> _Records for this exercise_:
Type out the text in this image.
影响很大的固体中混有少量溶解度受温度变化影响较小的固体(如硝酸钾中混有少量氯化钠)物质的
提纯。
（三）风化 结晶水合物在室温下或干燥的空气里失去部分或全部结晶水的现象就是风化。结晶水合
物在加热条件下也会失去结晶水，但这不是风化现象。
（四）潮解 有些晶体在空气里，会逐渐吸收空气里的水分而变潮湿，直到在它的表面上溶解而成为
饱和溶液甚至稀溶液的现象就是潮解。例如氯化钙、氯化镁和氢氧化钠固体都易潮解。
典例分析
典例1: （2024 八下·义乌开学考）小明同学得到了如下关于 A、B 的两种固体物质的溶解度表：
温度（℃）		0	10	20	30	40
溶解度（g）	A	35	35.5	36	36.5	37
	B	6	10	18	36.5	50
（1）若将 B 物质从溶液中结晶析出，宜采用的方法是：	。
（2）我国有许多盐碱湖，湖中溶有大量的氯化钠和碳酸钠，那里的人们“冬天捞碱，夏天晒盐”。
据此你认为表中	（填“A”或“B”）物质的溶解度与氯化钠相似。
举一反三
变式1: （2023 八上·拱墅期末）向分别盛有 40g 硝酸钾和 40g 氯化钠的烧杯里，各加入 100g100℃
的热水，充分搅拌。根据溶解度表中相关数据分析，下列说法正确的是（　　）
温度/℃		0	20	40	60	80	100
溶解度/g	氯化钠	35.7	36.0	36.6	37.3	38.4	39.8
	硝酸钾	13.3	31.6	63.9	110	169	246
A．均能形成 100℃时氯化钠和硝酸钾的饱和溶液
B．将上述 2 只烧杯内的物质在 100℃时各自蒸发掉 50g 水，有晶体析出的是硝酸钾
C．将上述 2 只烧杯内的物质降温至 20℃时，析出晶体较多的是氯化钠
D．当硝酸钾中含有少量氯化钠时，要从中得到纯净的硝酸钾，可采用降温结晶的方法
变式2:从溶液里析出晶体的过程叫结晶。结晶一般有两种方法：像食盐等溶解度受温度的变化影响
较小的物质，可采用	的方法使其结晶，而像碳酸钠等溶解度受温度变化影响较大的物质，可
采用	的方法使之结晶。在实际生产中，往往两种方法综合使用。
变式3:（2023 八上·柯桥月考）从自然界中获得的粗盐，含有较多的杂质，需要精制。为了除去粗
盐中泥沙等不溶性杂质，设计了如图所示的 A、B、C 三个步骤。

> _What you should do_: Copy each line of the data above without altering a single character.

> _The reply_:
Type out the text in this image.
影响很大的固体中混有少量溶解度受温度变化影响较小的固体(如硝酸钾中混有少量氯化钠)物质的
提纯。
（三）风化 结晶水合物在室温下或干燥的空气里失去部分或全部结晶水的现象就是风化。结晶水合
物在加热条件下也会失去结晶水，但这不是风化现象。
（四）潮解 有些晶体在空气里，会逐渐吸收空气里的水分而变潮湿，直到在它的表面上溶解而成为
饱和溶液甚至稀溶液的现象就是潮解。例如氯化钙、氯化镁和氢氧化钠固体都易潮解。
典例分析
典例1: （2024 八下·义乌开学考）小明同学得到了如下关于 A、B 的两种固体物质的溶解度表：
温度（℃）		0	10	20	30	40
溶解度（g）	A	35	35.5	36	36.5	37
	B	6	10	18	36.5	50
（1）若将 B 物质从溶液中结晶析出，宜采用的方法是：	。
（2）我国有许多盐碱湖，湖中溶有大量的氯化钠和碳酸钠，那里的人们“冬天捞碱，夏天晒盐”。
据此你认为表中	（填“A”或“B”）物质的溶解度与氯化钠相似。
举一反三
变式1: （2023 八上·拱墅期末）向分别盛有 40g 硝酸钾和 40g 氯化钠的烧杯里，各加入 100g100℃
的热水，充分搅拌。根据溶解度表中相关数据分析，下列说法正确的是（　　）
温度/℃		0	20	40	60	80	100
溶解度/g	氯化钠	35.7	36.0	36.6	37.3	38.4	39.8
	硝酸钾	13.3	31.6	63.9	110	169	246
A．均能形成 100℃时氯化钠和硝酸钾的饱和溶液
B．将上述 2 只烧杯内的物质在 100℃时各自蒸发掉 50g 水，有晶体析出的是硝酸钾
C．将上述 2 只烧杯内的物质降温至 20℃时，析出晶体较多的是氯化钠
D．当硝酸钾中含有少量氯化钠时，要从中得到纯净的硝酸钾，可采用降温结晶的方法
变式2:从溶液里析出晶体的过程叫结晶。结晶一般有两种方法：像食盐等溶解度受温度的变化影响
较小的物质，可采用	的方法使其结晶，而像碳酸钠等溶解度受温度变化影响较大的物质，可
采用	的方法使之结晶。在实际生产中，往往两种方法综合使用。
变式3:（2023 八上·柯桥月考）从自然界中获得的粗盐，含有较多的杂质，需要精制。为了除去粗
盐中泥沙等不溶性杂质，设计了如图所示的 A、B、C 三个步骤。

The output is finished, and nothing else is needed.